(Yönerge)
Aşağıdaki yeni yıl yazısında "Cumartesi, Ocak 03, 2009" ifadesinden "işte yazmadan geçemeyeceğim..." ifadesine kadar olan bölümü hiçbir harfini değiştirmeden alıntılayın.

(Alıntılanan metin)

Cumartesi, Ocak 03, 2009

Yeni bir yıl?

Her yeni gelen yılın ilk ışıklarını yakalamaktır benim işim.
Yeni yıl sabahları sanki başka doğacak güneş, başka dağıtacak ışıklarını bana, bize, size, onlara...
Nerde olursam olayım bulurum ben o yeni yıl ışıklarını...
Soğuk, ayaz, sarhoş, sızmış sokaklar içinden bir ben uyanık kalırım sanıyorum bu yeni yıl sabahları.
Yok öyle "alıp başımı gideyim bir yerlere" lüksüm... Doğu'ya doğru döner beklerim... Ve her nasılsa gelir ilk ışıkları yeni yılın. Pencereden, perdeden geçer odama dolar yeni yıl ışıkları. Tüm olumsuzlukları, kötüleri örter o aydınlık... Geçmişte ne varsa kara, yalan, bozuk, çizik... Görünmez gözlerime.
Ama bu kez yetmedi 2009'un ilk ışıkları karanlığı aydınlatmaya...
Hani malûmu ilan etmek değil amacım ama işte yazmadan geçemeyeceğim...
Ankara'da yedi gencin ölümü...
Pis ölüm!
Ölen öldükten giden gitttikten sonra neden, niye, nasıl demek neye yarar...
Yönetmen'le konuşuyoruz da hani, düşünce üretiyoruz. Neden kombilerin üstünde gaz alarm aleti takılı olması zorunlu değil... Ben ne mühendisim, ne teknisyenim... Kendi halinde bir kadın işte. Bunu düşünebiliyorsam ben.. Benden daha zeki, üretken, teknik donanımları elinde bulunduranlar ne halt ederler. Ben mühendis olsaydım o ölümlerin ardından olay yeri incelemeye gitmeye bile utanırdım herhalde. 5 liralık bir boruya suç at; sonra vicdanını rahatlat!

(Verilen malzeme)
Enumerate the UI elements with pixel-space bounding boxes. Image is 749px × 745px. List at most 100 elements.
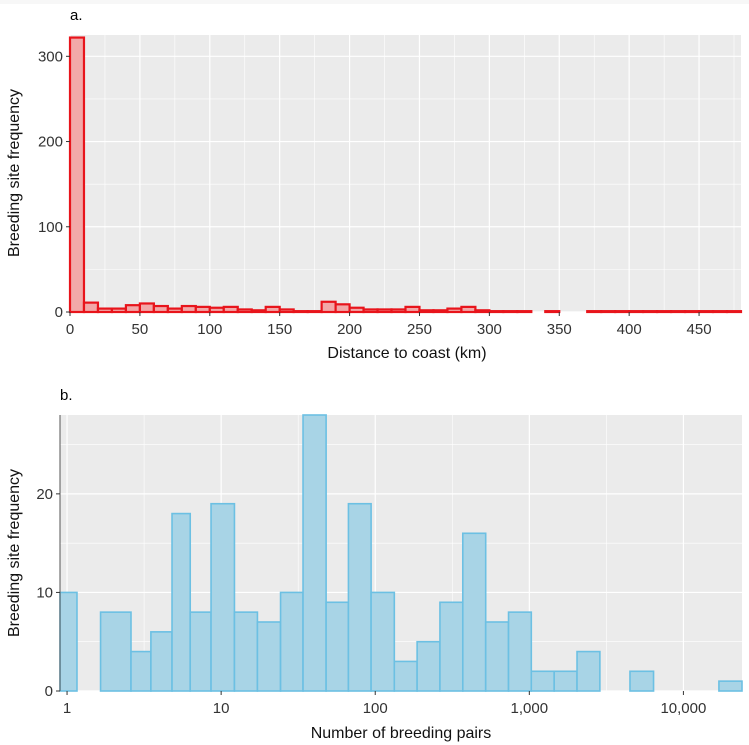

(Yanıt)
Cumartesi, Ocak 03, 2009

Yeni bir yıl?

Her yeni gelen yılın ilk ışıklarını yakalamaktır benim işim.
Yeni yıl sabahları sanki başka doğacak güneş, başka dağıtacak ışıklarını bana, bize, size, onlara...
Nerde olursam olayım bulurum ben o yeni yıl ışıklarını...
Soğuk, ayaz, sarhoş, sızmış sokaklar içinden bir ben uyanık kalırım sanıyorum bu yeni yıl sabahları.
Yok öyle "alıp başımı gideyim bir yerlere" lüksüm... Doğu'ya doğru döner beklerim... Ve her nasılsa gelir ilk ışıkları yeni yılın. Pencereden, perdeden geçer odama dolar yeni yıl ışıkları. Tüm olumsuzlukları, kötüleri örter o aydınlık... Geçmişte ne varsa kara, yalan, bozuk, çizik... Görünmez gözlerime.
Ama bu kez yetmedi 2009'un ilk ışıkları karanlığı aydınlatmaya...
Hani malûmu ilan etmek değil amacım ama işte yazmadan geçemeyeceğim...